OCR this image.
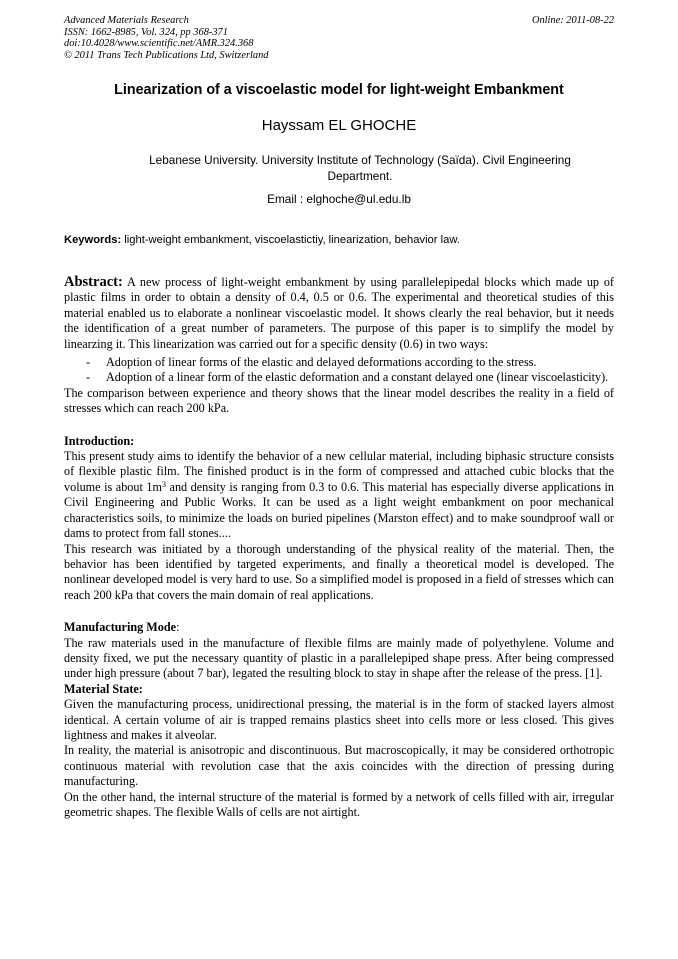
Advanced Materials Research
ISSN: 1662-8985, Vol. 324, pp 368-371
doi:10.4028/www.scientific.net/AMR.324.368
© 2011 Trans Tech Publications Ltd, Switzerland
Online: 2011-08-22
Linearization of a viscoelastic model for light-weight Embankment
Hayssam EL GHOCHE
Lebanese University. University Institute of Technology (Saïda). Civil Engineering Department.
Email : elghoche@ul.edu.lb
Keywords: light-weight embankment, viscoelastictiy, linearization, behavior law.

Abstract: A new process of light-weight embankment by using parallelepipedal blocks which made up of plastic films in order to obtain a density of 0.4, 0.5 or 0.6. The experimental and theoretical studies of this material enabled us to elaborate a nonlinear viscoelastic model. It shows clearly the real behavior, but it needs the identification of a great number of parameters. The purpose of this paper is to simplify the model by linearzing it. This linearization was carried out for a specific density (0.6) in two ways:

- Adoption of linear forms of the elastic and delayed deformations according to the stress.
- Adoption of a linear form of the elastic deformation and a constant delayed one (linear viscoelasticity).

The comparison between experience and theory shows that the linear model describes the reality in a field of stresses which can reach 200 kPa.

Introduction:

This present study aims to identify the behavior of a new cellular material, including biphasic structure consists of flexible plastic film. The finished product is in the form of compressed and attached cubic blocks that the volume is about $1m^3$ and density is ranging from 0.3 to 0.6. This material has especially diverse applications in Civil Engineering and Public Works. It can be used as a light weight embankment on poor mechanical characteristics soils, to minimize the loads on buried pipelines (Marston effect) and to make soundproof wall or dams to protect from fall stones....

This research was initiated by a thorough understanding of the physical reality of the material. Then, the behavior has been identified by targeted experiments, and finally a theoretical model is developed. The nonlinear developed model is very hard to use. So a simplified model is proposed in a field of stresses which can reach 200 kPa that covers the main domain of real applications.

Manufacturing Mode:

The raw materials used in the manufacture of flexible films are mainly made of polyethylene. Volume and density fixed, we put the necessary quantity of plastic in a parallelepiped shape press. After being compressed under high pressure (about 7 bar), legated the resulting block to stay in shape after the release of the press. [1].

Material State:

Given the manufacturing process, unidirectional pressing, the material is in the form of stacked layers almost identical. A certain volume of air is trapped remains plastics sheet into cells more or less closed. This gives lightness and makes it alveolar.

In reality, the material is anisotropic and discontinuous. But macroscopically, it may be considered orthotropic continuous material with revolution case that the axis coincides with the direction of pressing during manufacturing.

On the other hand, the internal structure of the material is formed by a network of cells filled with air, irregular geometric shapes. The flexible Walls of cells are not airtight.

..............................

Task directions
Word for word, copy out each record; do not include pictures.

Output of the task
OCR this image.
Advanced Materials Research
ISSN: 1662-8985, Vol. 324, pp 368-371
doi:10.4028/www.scientific.net/AMR.324.368
© 2011 Trans Tech Publications Ltd, Switzerland
Online: 2011-08-22
Linearization of a viscoelastic model for light-weight Embankment
Hayssam EL GHOCHE
Lebanese University. University Institute of Technology (Saïda). Civil Engineering Department.
Email : elghoche@ul.edu.lb
Keywords: light-weight embankment, viscoelastictiy, linearization, behavior law.

Abstract: A new process of light-weight embankment by using parallelepipedal blocks which made up of plastic films in order to obtain a density of 0.4, 0.5 or 0.6. The experimental and theoretical studies of this material enabled us to elaborate a nonlinear viscoelastic model. It shows clearly the real behavior, but it needs the identification of a great number of parameters. The purpose of this paper is to simplify the model by linearzing it. This linearization was carried out for a specific density (0.6) in two ways:

- Adoption of linear forms of the elastic and delayed deformations according to the stress.
- Adoption of a linear form of the elastic deformation and a constant delayed one (linear viscoelasticity).

The comparison between experience and theory shows that the linear model describes the reality in a field of stresses which can reach 200 kPa.

Introduction:

This present study aims to identify the behavior of a new cellular material, including biphasic structure consists of flexible plastic film. The finished product is in the form of compressed and attached cubic blocks that the volume is about $1m^3$ and density is ranging from 0.3 to 0.6. This material has especially diverse applications in Civil Engineering and Public Works. It can be used as a light weight embankment on poor mechanical characteristics soils, to minimize the loads on buried pipelines (Marston effect) and to make soundproof wall or dams to protect from fall stones....

This research was initiated by a thorough understanding of the physical reality of the material. Then, the behavior has been identified by targeted experiments, and finally a theoretical model is developed. The nonlinear developed model is very hard to use. So a simplified model is proposed in a field of stresses which can reach 200 kPa that covers the main domain of real applications.

Manufacturing Mode:

The raw materials used in the manufacture of flexible films are mainly made of polyethylene. Volume and density fixed, we put the necessary quantity of plastic in a parallelepiped shape press. After being compressed under high pressure (about 7 bar), legated the resulting block to stay in shape after the release of the press. [1].

Material State:

Given the manufacturing process, unidirectional pressing, the material is in the form of stacked layers almost identical. A certain volume of air is trapped remains plastics sheet into cells more or less closed. This gives lightness and makes it alveolar.

In reality, the material is anisotropic and discontinuous. But macroscopically, it may be considered orthotropic continuous material with revolution case that the axis coincides with the direction of pressing during manufacturing.

On the other hand, the internal structure of the material is formed by a network of cells filled with air, irregular geometric shapes. The flexible Walls of cells are not airtight.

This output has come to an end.